WHAT IS BEING ASKED –
Write out the listing below exactly, and omit any images you find in it.

Figure contents as structured data
####

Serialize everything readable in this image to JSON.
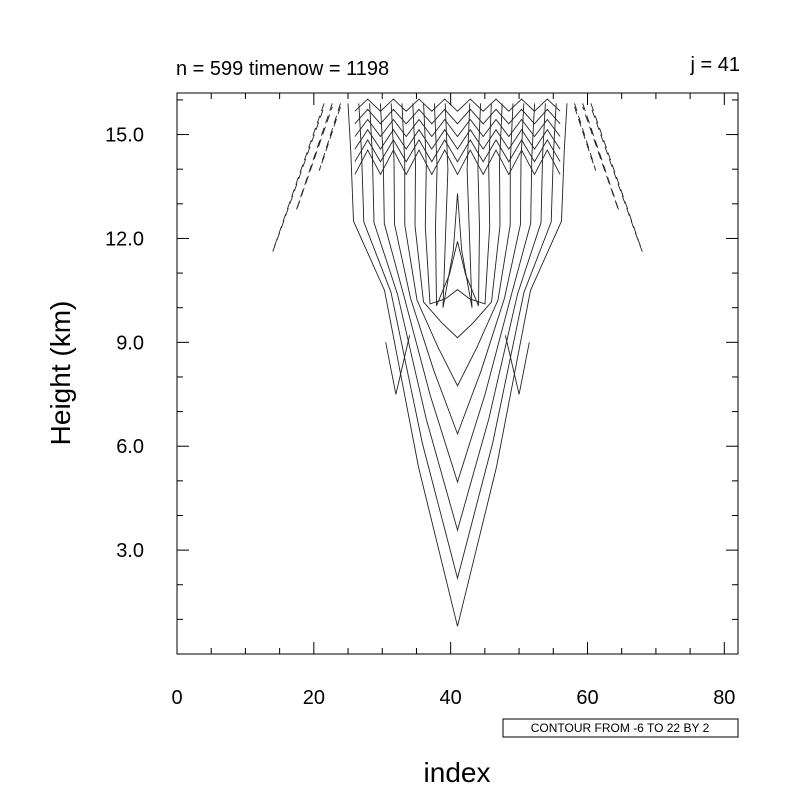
{
  "chart_data": {
    "type": "contour",
    "title_left": "n = 599 timenow = 1198",
    "title_right": "j = 41",
    "xlabel": "index",
    "ylabel": "Height (km)",
    "xlim": [
      0,
      82
    ],
    "ylim": [
      0,
      16.2
    ],
    "x_ticks": [
      0,
      20,
      40,
      60,
      80
    ],
    "x_tick_labels": [
      "0",
      "20",
      "40",
      "60",
      "80"
    ],
    "y_ticks": [
      3,
      6,
      9,
      12,
      15
    ],
    "y_tick_labels": [
      "3.0",
      "6.0",
      "9.0",
      "12.0",
      "15.0"
    ],
    "contour_info": "CONTOUR FROM -6 TO 22 BY 2",
    "contour_levels": {
      "min": -6,
      "max": 22,
      "step": 2
    },
    "negative_contours": "dashed",
    "center_index": 41,
    "core_bottom_height": 0.8,
    "upper_lobe_levels": 3,
    "core_levels": 10
  }
}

####

WORKED SOLUTION –
Serialize everything readable in this image to JSON.
{
  "chart_data": {
    "type": "contour",
    "title_left": "n = 599 timenow = 1198",
    "title_right": "j = 41",
    "xlabel": "index",
    "ylabel": "Height (km)",
    "xlim": [
      0,
      82
    ],
    "ylim": [
      0,
      16.2
    ],
    "x_ticks": [
      0,
      20,
      40,
      60,
      80
    ],
    "x_tick_labels": [
      "0",
      "20",
      "40",
      "60",
      "80"
    ],
    "y_ticks": [
      3,
      6,
      9,
      12,
      15
    ],
    "y_tick_labels": [
      "3.0",
      "6.0",
      "9.0",
      "12.0",
      "15.0"
    ],
    "contour_info": "CONTOUR FROM -6 TO 22 BY 2",
    "contour_levels": {
      "min": -6,
      "max": 22,
      "step": 2
    },
    "negative_contours": "dashed",
    "center_index": 41,
    "core_bottom_height": 0.8,
    "upper_lobe_levels": 3,
    "core_levels": 10
  }
}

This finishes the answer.